▶ **What needs to be done**: Please extend the blog post about World's Fairs below, with its reader comments, picking up right after its final line.

Postcard from the 1939 World's Fair in New York, depicting the marine amphitheater.


A fortuitous occurrence at the St. Louis World's Fair led to the invention of iced tea at the East Asian Pavilion (Hohenegger, Beatrice, Liquid Jade: the Story of Tea from East to West, NY: St. Martin's Press, 2006). As the St. Louis summer heat turned visitors away from the pavilion's tea samples, the exhibitor, Richard Blechynden, added ice to the tea, creating a new and popular beverage. I think this story sums up the notion of the World's Fair quite well, as a global marketplace generating consumerism and conspicuous consumption through the ideologies put forth by the self-declared tastemakers of the day.

Links to World's Fair archives and ephemera:

ExpoMuseum- features a timeline with information on every World's Fair, podcasts, and useful links.
Shanghai Expo 2010- official site
Treasures of the New York Public Library: The New York World's Fair, 1939-40- video with information from the library's archives.
New York World's Fair, 1964/1965- exhaustive set of information on the pavilions at the 1964 fair.

Postcard from the 1939 World's Fair in New York, depicting the marine amphitheater at night.

6 comments:

Patience said...

Fascinating! I'm intrigued by the idea of the women's movement in the World's Fair as a way to raise feminist consciousness through food - do you think this was a class-based issue? Did working class women become involved in these projects?

Mavis said...

Marvelous post. I attended the 1964 World's Fair in
NYC several times with my whole family and with
friends. I particularly remember the Japanese pavilion
and its delicious food. They were promoting Kikkoman Soy Sauce at the time. My older
relatives told many tales of the 1939 World's Fair and
the interesting jobs they each had there at the end of
the Great Depression.

the five o'clock teaspoon :: fiveoclockteaspoon.com said...

▶ **Excerpted data**:

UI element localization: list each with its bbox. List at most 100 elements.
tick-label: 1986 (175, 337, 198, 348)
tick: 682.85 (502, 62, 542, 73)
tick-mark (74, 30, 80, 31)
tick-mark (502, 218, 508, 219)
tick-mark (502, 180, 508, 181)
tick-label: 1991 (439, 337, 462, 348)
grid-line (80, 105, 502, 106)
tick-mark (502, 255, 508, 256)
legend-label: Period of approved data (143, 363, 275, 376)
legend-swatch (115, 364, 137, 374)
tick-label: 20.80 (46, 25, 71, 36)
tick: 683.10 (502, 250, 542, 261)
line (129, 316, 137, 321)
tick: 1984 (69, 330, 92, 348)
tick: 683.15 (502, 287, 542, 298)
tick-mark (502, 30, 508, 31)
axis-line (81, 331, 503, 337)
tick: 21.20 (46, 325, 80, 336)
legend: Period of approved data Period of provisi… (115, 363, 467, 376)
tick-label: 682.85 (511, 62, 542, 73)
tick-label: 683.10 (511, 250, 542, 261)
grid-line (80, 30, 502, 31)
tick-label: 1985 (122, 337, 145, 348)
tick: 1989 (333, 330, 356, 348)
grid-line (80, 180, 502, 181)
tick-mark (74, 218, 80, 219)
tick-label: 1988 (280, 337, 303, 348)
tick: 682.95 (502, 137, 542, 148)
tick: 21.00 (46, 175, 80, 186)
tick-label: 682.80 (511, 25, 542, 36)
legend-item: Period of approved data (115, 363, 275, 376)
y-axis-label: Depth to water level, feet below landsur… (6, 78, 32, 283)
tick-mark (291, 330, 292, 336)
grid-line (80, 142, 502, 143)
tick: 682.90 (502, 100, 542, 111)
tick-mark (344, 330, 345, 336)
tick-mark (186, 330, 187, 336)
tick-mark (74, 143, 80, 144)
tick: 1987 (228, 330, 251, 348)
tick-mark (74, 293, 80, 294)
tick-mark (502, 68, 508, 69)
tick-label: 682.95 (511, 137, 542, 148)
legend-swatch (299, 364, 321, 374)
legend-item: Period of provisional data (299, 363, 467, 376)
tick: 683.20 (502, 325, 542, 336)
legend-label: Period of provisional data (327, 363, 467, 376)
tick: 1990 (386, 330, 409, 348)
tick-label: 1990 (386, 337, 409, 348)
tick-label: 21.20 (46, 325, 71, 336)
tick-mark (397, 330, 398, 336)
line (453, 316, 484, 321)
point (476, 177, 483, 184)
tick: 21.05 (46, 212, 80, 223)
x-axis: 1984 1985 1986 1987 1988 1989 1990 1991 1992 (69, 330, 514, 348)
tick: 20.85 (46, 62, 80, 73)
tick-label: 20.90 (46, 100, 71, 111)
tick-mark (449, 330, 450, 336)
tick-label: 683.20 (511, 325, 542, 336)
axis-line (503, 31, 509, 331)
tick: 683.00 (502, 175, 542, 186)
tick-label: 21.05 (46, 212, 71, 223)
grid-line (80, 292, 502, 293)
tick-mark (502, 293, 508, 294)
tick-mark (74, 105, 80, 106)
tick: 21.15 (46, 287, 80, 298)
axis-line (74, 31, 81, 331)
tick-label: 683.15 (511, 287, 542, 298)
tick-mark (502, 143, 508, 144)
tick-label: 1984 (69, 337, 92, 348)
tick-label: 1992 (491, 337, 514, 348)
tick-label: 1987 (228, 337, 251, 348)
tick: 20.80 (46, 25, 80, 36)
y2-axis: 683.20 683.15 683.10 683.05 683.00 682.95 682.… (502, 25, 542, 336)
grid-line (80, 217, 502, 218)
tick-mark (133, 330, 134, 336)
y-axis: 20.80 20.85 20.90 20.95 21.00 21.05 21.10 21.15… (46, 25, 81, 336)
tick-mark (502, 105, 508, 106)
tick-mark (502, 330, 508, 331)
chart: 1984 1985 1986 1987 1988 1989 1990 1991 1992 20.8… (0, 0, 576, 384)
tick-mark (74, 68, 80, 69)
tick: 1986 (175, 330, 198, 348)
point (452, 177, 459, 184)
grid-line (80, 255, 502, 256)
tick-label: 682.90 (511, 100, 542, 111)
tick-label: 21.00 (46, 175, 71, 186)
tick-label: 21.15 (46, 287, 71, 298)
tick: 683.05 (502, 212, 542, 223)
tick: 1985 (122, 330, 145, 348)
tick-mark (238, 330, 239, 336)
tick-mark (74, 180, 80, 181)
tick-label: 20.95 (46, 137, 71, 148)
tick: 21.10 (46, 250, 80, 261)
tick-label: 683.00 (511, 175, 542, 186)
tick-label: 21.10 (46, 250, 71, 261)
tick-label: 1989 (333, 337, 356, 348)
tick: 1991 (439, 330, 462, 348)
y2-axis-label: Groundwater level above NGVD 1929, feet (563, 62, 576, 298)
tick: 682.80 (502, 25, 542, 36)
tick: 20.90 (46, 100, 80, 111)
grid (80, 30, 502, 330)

▶ **Exercise output**:
Patience,
Both the Columbian Exposition's Board of Lady Managers, and the women who were asked to contribute to the cookbook were of elite social standing. Their vision of the Woman's Building and the cookbook was, I think, to offer information that would be helpful to less privileged women. In this way they could activate a broader cross section of society for the suffrage movement.
There's more information with additional links at Harvard's Library Collection site "Working Women, 1800-1930."

the five o'clock teaspoon :: fiveoclockteaspoon.com said...

Mavis,
I'm happy you liked the post, particularly as you attended the fair and were able to experience the food offerings there. It sounds like a memorable experience!

OysterCulture said...

I've always been intrigued by the World's Fairs - more so now as we have a building here in SF that is one of the remnants of when the Worlds Fair was held here, and when I really concentrate I can image what an incredible venue and experience it must have been.

Thanks so much for pulling together the history and perspective - this post was a great read.

the five o'clock teaspoon :: fiveoclockteaspoon.com said...

OysterCulture,
So much effort went into the pavilion buildings and it's great to see some of them still standing, whether they may be recycled for a new purpose or preserved as a piece of history. I'm really glad you enjoyed the post!